→ Problem requirements
Within the records below, find each line that holds the string "from", then copy it.

[start]

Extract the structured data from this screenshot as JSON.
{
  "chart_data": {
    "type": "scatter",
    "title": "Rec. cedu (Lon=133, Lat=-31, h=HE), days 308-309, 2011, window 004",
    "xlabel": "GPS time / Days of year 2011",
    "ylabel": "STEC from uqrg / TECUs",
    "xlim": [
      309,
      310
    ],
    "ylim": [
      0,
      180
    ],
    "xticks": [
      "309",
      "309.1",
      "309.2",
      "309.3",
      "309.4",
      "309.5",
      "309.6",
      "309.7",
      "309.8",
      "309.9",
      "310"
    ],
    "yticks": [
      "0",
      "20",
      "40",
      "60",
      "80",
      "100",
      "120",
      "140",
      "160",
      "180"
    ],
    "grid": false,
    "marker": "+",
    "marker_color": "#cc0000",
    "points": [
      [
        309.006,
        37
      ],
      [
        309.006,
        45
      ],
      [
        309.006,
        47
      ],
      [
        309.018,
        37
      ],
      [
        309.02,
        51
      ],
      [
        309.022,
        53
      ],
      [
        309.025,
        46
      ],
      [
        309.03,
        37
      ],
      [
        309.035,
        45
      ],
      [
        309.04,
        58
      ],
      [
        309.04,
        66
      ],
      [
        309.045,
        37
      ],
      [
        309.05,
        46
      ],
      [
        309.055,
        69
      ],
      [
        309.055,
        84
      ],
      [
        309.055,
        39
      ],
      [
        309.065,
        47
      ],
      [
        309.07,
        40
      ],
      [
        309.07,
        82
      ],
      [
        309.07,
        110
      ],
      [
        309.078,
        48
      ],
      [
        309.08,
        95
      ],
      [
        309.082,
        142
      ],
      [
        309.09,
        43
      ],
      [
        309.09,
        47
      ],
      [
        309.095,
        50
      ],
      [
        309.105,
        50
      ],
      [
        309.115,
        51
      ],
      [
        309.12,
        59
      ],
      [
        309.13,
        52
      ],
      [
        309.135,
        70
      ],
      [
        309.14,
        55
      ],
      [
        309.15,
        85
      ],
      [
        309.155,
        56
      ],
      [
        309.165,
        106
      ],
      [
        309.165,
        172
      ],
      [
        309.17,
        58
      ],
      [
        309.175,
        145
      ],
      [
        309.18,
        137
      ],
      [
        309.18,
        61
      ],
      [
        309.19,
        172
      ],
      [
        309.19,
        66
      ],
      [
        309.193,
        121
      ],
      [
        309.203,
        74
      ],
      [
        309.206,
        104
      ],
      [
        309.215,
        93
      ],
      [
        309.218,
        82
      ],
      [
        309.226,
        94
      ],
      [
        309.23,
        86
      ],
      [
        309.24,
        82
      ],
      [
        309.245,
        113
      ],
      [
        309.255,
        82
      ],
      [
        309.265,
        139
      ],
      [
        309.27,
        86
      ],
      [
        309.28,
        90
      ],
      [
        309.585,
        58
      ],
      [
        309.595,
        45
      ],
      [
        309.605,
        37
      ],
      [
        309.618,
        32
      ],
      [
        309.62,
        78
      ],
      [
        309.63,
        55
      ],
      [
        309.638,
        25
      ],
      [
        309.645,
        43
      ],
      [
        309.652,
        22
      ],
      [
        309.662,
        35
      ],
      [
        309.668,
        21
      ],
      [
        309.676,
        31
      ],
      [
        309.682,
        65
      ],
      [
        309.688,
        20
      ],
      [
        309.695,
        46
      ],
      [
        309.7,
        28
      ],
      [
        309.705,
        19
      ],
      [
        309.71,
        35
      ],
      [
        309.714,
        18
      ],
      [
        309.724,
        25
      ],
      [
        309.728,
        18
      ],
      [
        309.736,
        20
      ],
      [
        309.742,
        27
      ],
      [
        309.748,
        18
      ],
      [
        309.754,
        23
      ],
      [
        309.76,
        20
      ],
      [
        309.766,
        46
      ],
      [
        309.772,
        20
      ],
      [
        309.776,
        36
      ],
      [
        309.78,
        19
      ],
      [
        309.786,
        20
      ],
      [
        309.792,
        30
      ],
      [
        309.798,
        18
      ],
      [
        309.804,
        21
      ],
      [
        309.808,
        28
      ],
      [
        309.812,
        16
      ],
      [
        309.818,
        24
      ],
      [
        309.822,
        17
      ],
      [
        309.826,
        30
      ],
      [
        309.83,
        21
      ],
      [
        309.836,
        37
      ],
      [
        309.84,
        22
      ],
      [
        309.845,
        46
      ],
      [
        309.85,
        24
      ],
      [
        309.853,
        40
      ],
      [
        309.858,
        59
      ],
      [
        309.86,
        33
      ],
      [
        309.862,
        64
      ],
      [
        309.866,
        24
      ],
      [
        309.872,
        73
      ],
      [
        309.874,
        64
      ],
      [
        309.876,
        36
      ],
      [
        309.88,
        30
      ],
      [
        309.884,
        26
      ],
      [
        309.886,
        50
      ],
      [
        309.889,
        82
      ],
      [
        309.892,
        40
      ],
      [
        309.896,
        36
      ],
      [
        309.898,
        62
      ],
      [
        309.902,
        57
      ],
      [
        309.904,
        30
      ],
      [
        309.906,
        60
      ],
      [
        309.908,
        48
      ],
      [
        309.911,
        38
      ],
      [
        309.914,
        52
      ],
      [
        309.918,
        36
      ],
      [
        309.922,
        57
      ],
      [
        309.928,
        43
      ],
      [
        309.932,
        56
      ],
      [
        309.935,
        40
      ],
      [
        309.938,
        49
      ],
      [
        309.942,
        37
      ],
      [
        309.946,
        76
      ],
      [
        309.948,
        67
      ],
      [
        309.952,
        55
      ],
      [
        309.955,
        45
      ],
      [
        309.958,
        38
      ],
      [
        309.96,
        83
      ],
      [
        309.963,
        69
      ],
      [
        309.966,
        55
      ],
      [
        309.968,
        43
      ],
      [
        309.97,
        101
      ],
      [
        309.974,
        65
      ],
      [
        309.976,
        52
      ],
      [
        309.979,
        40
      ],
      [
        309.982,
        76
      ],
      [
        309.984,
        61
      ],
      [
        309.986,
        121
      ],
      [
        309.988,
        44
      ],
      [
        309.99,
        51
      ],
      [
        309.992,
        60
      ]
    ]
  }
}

[end]

→ Written solution
Extract the structured data from this screenshot as JSON.
    "ylabel": "STEC from uqrg / TECUs",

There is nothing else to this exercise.